# Your objective
Extract all records. Keep each one exact.

#### Recorded data ####

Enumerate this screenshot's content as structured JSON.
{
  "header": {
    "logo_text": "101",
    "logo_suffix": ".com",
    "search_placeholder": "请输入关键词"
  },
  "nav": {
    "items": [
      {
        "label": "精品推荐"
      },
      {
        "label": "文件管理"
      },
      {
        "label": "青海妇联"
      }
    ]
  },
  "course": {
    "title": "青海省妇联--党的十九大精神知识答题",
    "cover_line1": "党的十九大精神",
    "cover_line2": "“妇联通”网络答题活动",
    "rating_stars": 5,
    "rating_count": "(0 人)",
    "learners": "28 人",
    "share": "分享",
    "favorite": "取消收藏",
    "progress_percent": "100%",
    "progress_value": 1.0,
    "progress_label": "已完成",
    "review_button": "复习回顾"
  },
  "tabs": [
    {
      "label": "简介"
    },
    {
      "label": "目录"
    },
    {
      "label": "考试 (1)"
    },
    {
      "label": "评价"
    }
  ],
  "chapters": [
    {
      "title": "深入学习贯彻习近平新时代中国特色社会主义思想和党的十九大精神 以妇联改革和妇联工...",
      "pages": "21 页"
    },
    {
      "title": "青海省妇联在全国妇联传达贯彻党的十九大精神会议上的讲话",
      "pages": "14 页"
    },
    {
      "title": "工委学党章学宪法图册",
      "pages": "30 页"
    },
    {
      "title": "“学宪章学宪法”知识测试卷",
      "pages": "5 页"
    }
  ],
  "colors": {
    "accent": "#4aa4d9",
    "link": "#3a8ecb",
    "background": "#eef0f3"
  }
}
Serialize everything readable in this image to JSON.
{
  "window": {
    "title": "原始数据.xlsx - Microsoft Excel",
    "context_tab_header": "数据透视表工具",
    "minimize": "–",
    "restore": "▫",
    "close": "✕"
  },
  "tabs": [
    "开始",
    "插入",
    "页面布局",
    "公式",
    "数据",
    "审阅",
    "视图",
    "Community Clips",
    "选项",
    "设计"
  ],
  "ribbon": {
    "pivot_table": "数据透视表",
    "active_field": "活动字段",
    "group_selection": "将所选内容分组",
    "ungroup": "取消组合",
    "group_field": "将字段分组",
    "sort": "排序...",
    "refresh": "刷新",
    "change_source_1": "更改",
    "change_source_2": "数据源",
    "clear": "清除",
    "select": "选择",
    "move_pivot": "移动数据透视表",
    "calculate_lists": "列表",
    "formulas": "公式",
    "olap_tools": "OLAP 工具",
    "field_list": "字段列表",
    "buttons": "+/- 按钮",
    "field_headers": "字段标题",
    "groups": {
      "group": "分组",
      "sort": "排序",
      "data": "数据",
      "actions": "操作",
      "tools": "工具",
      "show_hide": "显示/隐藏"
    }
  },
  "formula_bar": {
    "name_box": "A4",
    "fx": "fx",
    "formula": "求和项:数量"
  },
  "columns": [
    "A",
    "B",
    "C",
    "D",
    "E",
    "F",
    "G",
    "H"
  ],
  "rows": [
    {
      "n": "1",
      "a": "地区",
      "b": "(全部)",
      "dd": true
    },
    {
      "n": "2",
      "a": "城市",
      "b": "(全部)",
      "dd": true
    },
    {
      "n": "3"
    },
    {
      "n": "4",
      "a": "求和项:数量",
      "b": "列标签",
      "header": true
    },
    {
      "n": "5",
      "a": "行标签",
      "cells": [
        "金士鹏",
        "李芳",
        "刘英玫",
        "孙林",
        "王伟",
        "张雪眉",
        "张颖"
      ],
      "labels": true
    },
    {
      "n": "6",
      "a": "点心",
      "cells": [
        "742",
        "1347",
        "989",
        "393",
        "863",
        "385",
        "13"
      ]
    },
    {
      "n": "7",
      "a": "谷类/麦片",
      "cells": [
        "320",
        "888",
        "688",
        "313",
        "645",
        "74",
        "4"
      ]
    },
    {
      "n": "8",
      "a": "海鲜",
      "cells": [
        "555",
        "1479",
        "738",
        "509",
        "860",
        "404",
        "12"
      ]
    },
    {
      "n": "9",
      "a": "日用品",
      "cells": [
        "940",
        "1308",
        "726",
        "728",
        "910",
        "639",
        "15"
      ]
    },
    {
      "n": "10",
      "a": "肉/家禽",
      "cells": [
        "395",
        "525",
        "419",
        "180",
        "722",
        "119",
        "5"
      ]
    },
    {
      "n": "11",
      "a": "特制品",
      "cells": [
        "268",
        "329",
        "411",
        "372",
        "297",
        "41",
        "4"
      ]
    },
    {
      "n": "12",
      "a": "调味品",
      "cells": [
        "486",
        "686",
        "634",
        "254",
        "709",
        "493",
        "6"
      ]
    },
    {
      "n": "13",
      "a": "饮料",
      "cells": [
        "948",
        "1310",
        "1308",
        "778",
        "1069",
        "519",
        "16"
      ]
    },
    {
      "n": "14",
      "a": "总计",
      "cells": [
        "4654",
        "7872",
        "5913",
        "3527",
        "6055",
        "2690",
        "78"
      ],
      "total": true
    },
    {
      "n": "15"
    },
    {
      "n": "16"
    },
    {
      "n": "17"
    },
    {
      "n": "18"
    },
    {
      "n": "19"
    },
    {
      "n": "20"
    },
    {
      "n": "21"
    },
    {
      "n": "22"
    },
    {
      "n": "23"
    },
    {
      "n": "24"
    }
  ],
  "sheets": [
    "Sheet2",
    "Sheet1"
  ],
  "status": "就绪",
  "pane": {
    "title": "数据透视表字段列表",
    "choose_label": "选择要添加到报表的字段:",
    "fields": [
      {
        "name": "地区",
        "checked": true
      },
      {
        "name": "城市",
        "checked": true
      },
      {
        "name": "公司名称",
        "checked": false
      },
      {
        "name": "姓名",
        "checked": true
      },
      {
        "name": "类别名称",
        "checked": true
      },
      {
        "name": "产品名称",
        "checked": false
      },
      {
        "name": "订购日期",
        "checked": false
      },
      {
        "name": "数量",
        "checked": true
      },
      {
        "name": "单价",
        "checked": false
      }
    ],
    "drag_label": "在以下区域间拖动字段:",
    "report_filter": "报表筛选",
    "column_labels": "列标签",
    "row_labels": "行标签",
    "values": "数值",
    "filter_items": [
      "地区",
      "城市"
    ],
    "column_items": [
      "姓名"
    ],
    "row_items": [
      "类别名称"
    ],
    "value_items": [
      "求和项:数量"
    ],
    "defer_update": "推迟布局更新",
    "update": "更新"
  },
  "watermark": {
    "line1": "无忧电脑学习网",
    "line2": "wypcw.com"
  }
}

####

# Result of the task
Enumerate this screenshot's content as structured JSON.
{
  "header": {
    "logo_text": "101",
    "logo_suffix": ".com",
    "search_placeholder": "请输入关键词"
  },
  "nav": {
    "items": [
      {
        "label": "精品推荐"
      },
      {
        "label": "文件管理"
      },
      {
        "label": "青海妇联"
      }
    ]
  },
  "course": {
    "title": "青海省妇联--党的十九大精神知识答题",
    "cover_line1": "党的十九大精神",
    "cover_line2": "“妇联通”网络答题活动",
    "rating_stars": 5,
    "rating_count": "(0 人)",
    "learners": "28 人",
    "share": "分享",
    "favorite": "取消收藏",
    "progress_percent": "100%",
    "progress_value": 1.0,
    "progress_label": "已完成",
    "review_button": "复习回顾"
  },
  "tabs": [
    {
      "label": "简介"
    },
    {
      "label": "目录"
    },
    {
      "label": "考试 (1)"
    },
    {
      "label": "评价"
    }
  ],
  "chapters": [
    {
      "title": "深入学习贯彻习近平新时代中国特色社会主义思想和党的十九大精神 以妇联改革和妇联工...",
      "pages": "21 页"
    },
    {
      "title": "青海省妇联在全国妇联传达贯彻党的十九大精神会议上的讲话",
      "pages": "14 页"
    },
    {
      "title": "工委学党章学宪法图册",
      "pages": "30 页"
    },
    {
      "title": "“学宪章学宪法”知识测试卷",
      "pages": "5 页"
    }
  ],
  "colors": {
    "accent": "#4aa4d9",
    "link": "#3a8ecb",
    "background": "#eef0f3"
  }
}
Serialize everything readable in this image to JSON.
{
  "window": {
    "title": "原始数据.xlsx - Microsoft Excel",
    "context_tab_header": "数据透视表工具",
    "minimize": "–",
    "restore": "▫",
    "close": "✕"
  },
  "tabs": [
    "开始",
    "插入",
    "页面布局",
    "公式",
    "数据",
    "审阅",
    "视图",
    "Community Clips",
    "选项",
    "设计"
  ],
  "ribbon": {
    "pivot_table": "数据透视表",
    "active_field": "活动字段",
    "group_selection": "将所选内容分组",
    "ungroup": "取消组合",
    "group_field": "将字段分组",
    "sort": "排序...",
    "refresh": "刷新",
    "change_source_1": "更改",
    "change_source_2": "数据源",
    "clear": "清除",
    "select": "选择",
    "move_pivot": "移动数据透视表",
    "calculate_lists": "列表",
    "formulas": "公式",
    "olap_tools": "OLAP 工具",
    "field_list": "字段列表",
    "buttons": "+/- 按钮",
    "field_headers": "字段标题",
    "groups": {
      "group": "分组",
      "sort": "排序",
      "data": "数据",
      "actions": "操作",
      "tools": "工具",
      "show_hide": "显示/隐藏"
    }
  },
  "formula_bar": {
    "name_box": "A4",
    "fx": "fx",
    "formula": "求和项:数量"
  },
  "columns": [
    "A",
    "B",
    "C",
    "D",
    "E",
    "F",
    "G",
    "H"
  ],
  "rows": [
    {
      "n": "1",
      "a": "地区",
      "b": "(全部)",
      "dd": true
    },
    {
      "n": "2",
      "a": "城市",
      "b": "(全部)",
      "dd": true
    },
    {
      "n": "3"
    },
    {
      "n": "4",
      "a": "求和项:数量",
      "b": "列标签",
      "header": true
    },
    {
      "n": "5",
      "a": "行标签",
      "cells": [
        "金士鹏",
        "李芳",
        "刘英玫",
        "孙林",
        "王伟",
        "张雪眉",
        "张颖"
      ],
      "labels": true
    },
    {
      "n": "6",
      "a": "点心",
      "cells": [
        "742",
        "1347",
        "989",
        "393",
        "863",
        "385",
        "13"
      ]
    },
    {
      "n": "7",
      "a": "谷类/麦片",
      "cells": [
        "320",
        "888",
        "688",
        "313",
        "645",
        "74",
        "4"
      ]
    },
    {
      "n": "8",
      "a": "海鲜",
      "cells": [
        "555",
        "1479",
        "738",
        "509",
        "860",
        "404",
        "12"
      ]
    },
    {
      "n": "9",
      "a": "日用品",
      "cells": [
        "940",
        "1308",
        "726",
        "728",
        "910",
        "639",
        "15"
      ]
    },
    {
      "n": "10",
      "a": "肉/家禽",
      "cells": [
        "395",
        "525",
        "419",
        "180",
        "722",
        "119",
        "5"
      ]
    },
    {
      "n": "11",
      "a": "特制品",
      "cells": [
        "268",
        "329",
        "411",
        "372",
        "297",
        "41",
        "4"
      ]
    },
    {
      "n": "12",
      "a": "调味品",
      "cells": [
        "486",
        "686",
        "634",
        "254",
        "709",
        "493",
        "6"
      ]
    },
    {
      "n": "13",
      "a": "饮料",
      "cells": [
        "948",
        "1310",
        "1308",
        "778",
        "1069",
        "519",
        "16"
      ]
    },
    {
      "n": "14",
      "a": "总计",
      "cells": [
        "4654",
        "7872",
        "5913",
        "3527",
        "6055",
        "2690",
        "78"
      ],
      "total": true
    },
    {
      "n": "15"
    },
    {
      "n": "16"
    },
    {
      "n": "17"
    },
    {
      "n": "18"
    },
    {
      "n": "19"
    },
    {
      "n": "20"
    },
    {
      "n": "21"
    },
    {
      "n": "22"
    },
    {
      "n": "23"
    },
    {
      "n": "24"
    }
  ],
  "sheets": [
    "Sheet2",
    "Sheet1"
  ],
  "status": "就绪",
  "pane": {
    "title": "数据透视表字段列表",
    "choose_label": "选择要添加到报表的字段:",
    "fields": [
      {
        "name": "地区",
        "checked": true
      },
      {
        "name": "城市",
        "checked": true
      },
      {
        "name": "公司名称",
        "checked": false
      },
      {
        "name": "姓名",
        "checked": true
      },
      {
        "name": "类别名称",
        "checked": true
      },
      {
        "name": "产品名称",
        "checked": false
      },
      {
        "name": "订购日期",
        "checked": false
      },
      {
        "name": "数量",
        "checked": true
      },
      {
        "name": "单价",
        "checked": false
      }
    ],
    "drag_label": "在以下区域间拖动字段:",
    "report_filter": "报表筛选",
    "column_labels": "列标签",
    "row_labels": "行标签",
    "values": "数值",
    "filter_items": [
      "地区",
      "城市"
    ],
    "column_items": [
      "姓名"
    ],
    "row_items": [
      "类别名称"
    ],
    "value_items": [
      "求和项:数量"
    ],
    "defer_update": "推迟布局更新",
    "update": "更新"
  },
  "watermark": {
    "line1": "无忧电脑学习网",
    "line2": "wypcw.com"
  }
}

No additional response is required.